====== Source

Rubberbandits: Fringe 2012
Note: This review is from 2012
The cult of Irish ‘hib hop’ duo The Rubberbandits has arrived in Edinburgh, with fans pulling plastic shopping bags onto their faces in homage to the enigmatic Blindboy Boat Club and Mr Chrome.
Few were still sporting them by the end however, the reason demonstrated by the semi-naked Chrome, perpetually bending double to sluice the sweat from his skull beneath their venue’s hot lights. A bizarre spectacle yet perfectly in keeping with this distinctive, cartoonishly subversive act, who perform ludicrous, pro-IRA raps and a ballad to a spastic bird of prey.
By rights, the pair ought to be the late-night hit of the Fringe. But they’ve succumbed to the hour-long, theatrical constraints of the festival and shown a lack of confidence by accompanying each song with a video. Made for Channel 4 and Irish broadcaster RTÉ, their slick production values and roguish, You Tube-ready humour distract from the live performance.
There are occasional outbreaks of dancing by the stage but much of the raw, visceral energy of their regular gigs has been forsaken for a show-and-tell introduction. Fair enough, they’re still establishing themselves in the UK. Yet that doesn’t prevent them padding out their set with a Gaelic reprisal of the plaintive track I Want To Fight Your Father. The crotch-grabbing, high-kicking Chrome is noticeably inhibited by his own animated standards, with most in the crowd simply standing and nodding appreciatively.
Attributing their booking in a comedy festival to the heroin consumption of their manager, these would-be gangster rappers from the Limerick ghetto reveal a deceptive intelligence beneath the excess and advocacy of feckless, pill-popping hedonism.
They match the three jokes in an hour they discovered on a Jack Whitehall DVD with gags that include a theological musing on the Higgs Boson, and – courtesy of their DJ Willy O’DJ – reveal the reason David Cameron painted his face black during the London riots, the punchline unrepeatable.

============
====== Provided material

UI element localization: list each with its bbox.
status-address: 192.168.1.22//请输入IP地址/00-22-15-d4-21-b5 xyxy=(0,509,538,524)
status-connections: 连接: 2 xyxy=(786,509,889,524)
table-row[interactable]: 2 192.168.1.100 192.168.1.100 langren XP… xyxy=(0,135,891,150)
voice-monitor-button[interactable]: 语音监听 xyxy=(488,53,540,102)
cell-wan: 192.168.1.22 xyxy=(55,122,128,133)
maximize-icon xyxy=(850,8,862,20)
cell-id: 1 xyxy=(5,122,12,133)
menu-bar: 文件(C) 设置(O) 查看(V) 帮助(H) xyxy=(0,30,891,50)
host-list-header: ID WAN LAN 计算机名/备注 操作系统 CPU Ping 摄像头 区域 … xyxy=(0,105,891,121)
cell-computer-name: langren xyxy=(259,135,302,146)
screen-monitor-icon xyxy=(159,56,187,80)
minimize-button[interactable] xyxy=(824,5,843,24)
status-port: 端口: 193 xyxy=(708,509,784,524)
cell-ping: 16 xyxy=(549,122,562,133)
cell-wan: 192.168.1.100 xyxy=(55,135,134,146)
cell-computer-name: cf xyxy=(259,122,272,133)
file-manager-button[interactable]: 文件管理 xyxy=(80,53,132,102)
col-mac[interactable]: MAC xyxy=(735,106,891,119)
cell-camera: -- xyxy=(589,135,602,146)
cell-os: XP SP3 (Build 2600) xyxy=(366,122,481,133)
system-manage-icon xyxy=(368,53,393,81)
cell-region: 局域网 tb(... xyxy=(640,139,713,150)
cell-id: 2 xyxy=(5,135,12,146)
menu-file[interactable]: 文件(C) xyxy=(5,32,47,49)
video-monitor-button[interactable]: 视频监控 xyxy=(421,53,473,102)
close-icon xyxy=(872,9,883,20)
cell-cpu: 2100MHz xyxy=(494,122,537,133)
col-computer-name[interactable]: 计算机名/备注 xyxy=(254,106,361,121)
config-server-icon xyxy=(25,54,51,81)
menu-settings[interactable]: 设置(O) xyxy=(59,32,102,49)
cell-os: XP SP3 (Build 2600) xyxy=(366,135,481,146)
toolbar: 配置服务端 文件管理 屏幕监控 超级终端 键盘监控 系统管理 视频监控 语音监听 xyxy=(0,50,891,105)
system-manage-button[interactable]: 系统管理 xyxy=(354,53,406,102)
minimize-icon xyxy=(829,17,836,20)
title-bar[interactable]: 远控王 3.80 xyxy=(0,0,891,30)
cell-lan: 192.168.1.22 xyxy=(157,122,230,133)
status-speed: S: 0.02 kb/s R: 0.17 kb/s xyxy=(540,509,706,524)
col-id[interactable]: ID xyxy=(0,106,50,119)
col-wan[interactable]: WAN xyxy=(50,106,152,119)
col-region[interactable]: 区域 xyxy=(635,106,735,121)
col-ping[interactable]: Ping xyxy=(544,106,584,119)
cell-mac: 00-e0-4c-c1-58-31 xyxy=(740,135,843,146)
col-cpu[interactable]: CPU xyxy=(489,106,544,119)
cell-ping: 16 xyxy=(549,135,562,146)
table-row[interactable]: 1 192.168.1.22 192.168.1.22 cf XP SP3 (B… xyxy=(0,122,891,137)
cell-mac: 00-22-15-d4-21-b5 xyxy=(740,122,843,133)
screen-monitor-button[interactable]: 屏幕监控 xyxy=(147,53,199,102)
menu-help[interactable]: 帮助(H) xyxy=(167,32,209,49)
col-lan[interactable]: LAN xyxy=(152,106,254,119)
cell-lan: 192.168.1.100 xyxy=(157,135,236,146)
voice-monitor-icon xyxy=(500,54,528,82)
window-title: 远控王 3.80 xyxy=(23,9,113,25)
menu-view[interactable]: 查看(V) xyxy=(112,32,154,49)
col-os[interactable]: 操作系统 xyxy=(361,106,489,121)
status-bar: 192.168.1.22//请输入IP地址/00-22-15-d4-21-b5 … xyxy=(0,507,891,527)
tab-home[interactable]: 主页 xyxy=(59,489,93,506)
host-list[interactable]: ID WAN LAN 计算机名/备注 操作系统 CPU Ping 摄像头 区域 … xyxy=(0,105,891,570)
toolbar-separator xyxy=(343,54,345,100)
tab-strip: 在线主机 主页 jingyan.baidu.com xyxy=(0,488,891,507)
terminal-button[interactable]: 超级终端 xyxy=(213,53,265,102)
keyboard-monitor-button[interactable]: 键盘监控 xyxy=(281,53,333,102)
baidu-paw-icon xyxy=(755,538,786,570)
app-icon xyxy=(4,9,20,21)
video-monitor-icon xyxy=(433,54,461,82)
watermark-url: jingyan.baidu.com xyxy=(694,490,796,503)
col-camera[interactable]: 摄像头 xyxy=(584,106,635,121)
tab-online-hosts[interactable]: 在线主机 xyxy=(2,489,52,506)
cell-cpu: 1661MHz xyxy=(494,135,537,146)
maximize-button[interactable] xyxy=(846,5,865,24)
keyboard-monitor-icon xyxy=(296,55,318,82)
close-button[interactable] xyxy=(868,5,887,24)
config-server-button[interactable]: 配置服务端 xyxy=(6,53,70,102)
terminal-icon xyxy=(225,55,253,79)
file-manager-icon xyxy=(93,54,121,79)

============

| Set problem A |
Please copy the Rubberbandits review word for word, beginning at "Attributing their booking" and stopping after "the punchline unrepeatable.".
| Set problem B |
In one to three sentences, explain why the Rubberbandits review says the videos accompanying each song hurt the show.

| Correct result A |
Attributing their booking in a comedy festival to the heroin consumption of their manager, these would-be gangster rappers from the Limerick ghetto reveal a deceptive intelligence beneath the excess and advocacy of feckless, pill-popping hedonism.
They match the three jokes in an hour they discovered on a Jack Whitehall DVD with gags that include a theological musing on the Higgs Boson, and – courtesy of their DJ Willy O’DJ – reveal the reason David Cameron painted his face black during the London riots, the punchline unrepeatable.

| Correct result B |
The videos were made for Channel 4 and RTÉ, and their slick production values and roguish humor distract from the live performance. The reviewer also sees playing a video with every song as a sign of the duo's lack of confidence.